— BEGIN —

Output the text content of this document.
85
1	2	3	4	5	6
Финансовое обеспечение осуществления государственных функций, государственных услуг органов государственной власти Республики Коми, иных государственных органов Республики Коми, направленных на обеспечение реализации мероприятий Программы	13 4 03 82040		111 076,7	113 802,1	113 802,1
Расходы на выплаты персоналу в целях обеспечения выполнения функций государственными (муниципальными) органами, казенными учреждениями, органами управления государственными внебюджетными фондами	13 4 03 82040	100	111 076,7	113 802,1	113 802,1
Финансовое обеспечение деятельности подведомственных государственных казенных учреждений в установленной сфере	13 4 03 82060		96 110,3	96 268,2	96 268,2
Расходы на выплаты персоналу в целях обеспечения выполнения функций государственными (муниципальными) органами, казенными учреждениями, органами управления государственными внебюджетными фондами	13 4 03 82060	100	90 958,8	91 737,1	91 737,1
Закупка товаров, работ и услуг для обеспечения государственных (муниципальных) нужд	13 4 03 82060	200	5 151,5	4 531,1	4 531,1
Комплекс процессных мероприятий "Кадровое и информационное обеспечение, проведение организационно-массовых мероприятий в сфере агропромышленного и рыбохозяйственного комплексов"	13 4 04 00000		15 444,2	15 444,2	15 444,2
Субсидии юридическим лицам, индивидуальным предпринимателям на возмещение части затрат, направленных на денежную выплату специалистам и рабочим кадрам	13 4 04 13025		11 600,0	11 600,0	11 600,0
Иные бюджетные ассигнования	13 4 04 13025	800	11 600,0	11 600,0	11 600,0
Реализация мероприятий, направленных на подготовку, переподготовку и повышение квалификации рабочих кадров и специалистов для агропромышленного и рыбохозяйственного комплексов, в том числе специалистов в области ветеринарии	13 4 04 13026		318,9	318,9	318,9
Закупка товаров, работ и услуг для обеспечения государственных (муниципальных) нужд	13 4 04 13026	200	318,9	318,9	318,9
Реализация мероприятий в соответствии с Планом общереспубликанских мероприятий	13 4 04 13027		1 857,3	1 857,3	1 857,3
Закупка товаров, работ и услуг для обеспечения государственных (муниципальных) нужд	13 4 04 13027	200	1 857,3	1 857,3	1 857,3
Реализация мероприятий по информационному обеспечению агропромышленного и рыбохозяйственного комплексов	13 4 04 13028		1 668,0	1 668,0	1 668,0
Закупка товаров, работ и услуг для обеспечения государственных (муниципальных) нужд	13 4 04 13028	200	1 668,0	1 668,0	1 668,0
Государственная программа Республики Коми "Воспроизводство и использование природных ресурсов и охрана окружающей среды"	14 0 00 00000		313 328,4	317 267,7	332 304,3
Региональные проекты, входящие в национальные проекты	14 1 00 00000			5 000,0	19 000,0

— END —

[What the task asks] Repeat every line of the records above exactly.

[Solution]
Output the text content of this document.
85
1	2	3	4	5	6
Финансовое обеспечение осуществления государственных функций, государственных услуг органов государственной власти Республики Коми, иных государственных органов Республики Коми, направленных на обеспечение реализации мероприятий Программы	13 4 03 82040		111 076,7	113 802,1	113 802,1
Расходы на выплаты персоналу в целях обеспечения выполнения функций государственными (муниципальными) органами, казенными учреждениями, органами управления государственными внебюджетными фондами	13 4 03 82040	100	111 076,7	113 802,1	113 802,1
Финансовое обеспечение деятельности подведомственных государственных казенных учреждений в установленной сфере	13 4 03 82060		96 110,3	96 268,2	96 268,2
Расходы на выплаты персоналу в целях обеспечения выполнения функций государственными (муниципальными) органами, казенными учреждениями, органами управления государственными внебюджетными фондами	13 4 03 82060	100	90 958,8	91 737,1	91 737,1
Закупка товаров, работ и услуг для обеспечения государственных (муниципальных) нужд	13 4 03 82060	200	5 151,5	4 531,1	4 531,1
Комплекс процессных мероприятий "Кадровое и информационное обеспечение, проведение организационно-массовых мероприятий в сфере агропромышленного и рыбохозяйственного комплексов"	13 4 04 00000		15 444,2	15 444,2	15 444,2
Субсидии юридическим лицам, индивидуальным предпринимателям на возмещение части затрат, направленных на денежную выплату специалистам и рабочим кадрам	13 4 04 13025		11 600,0	11 600,0	11 600,0
Иные бюджетные ассигнования	13 4 04 13025	800	11 600,0	11 600,0	11 600,0
Реализация мероприятий, направленных на подготовку, переподготовку и повышение квалификации рабочих кадров и специалистов для агропромышленного и рыбохозяйственного комплексов, в том числе специалистов в области ветеринарии	13 4 04 13026		318,9	318,9	318,9
Закупка товаров, работ и услуг для обеспечения государственных (муниципальных) нужд	13 4 04 13026	200	318,9	318,9	318,9
Реализация мероприятий в соответствии с Планом общереспубликанских мероприятий	13 4 04 13027		1 857,3	1 857,3	1 857,3
Закупка товаров, работ и услуг для обеспечения государственных (муниципальных) нужд	13 4 04 13027	200	1 857,3	1 857,3	1 857,3
Реализация мероприятий по информационному обеспечению агропромышленного и рыбохозяйственного комплексов	13 4 04 13028		1 668,0	1 668,0	1 668,0
Закупка товаров, работ и услуг для обеспечения государственных (муниципальных) нужд	13 4 04 13028	200	1 668,0	1 668,0	1 668,0
Государственная программа Республики Коми "Воспроизводство и использование природных ресурсов и охрана окружающей среды"	14 0 00 00000		313 328,4	317 267,7	332 304,3
Региональные проекты, входящие в национальные проекты	14 1 00 00000			5 000,0	19 000,0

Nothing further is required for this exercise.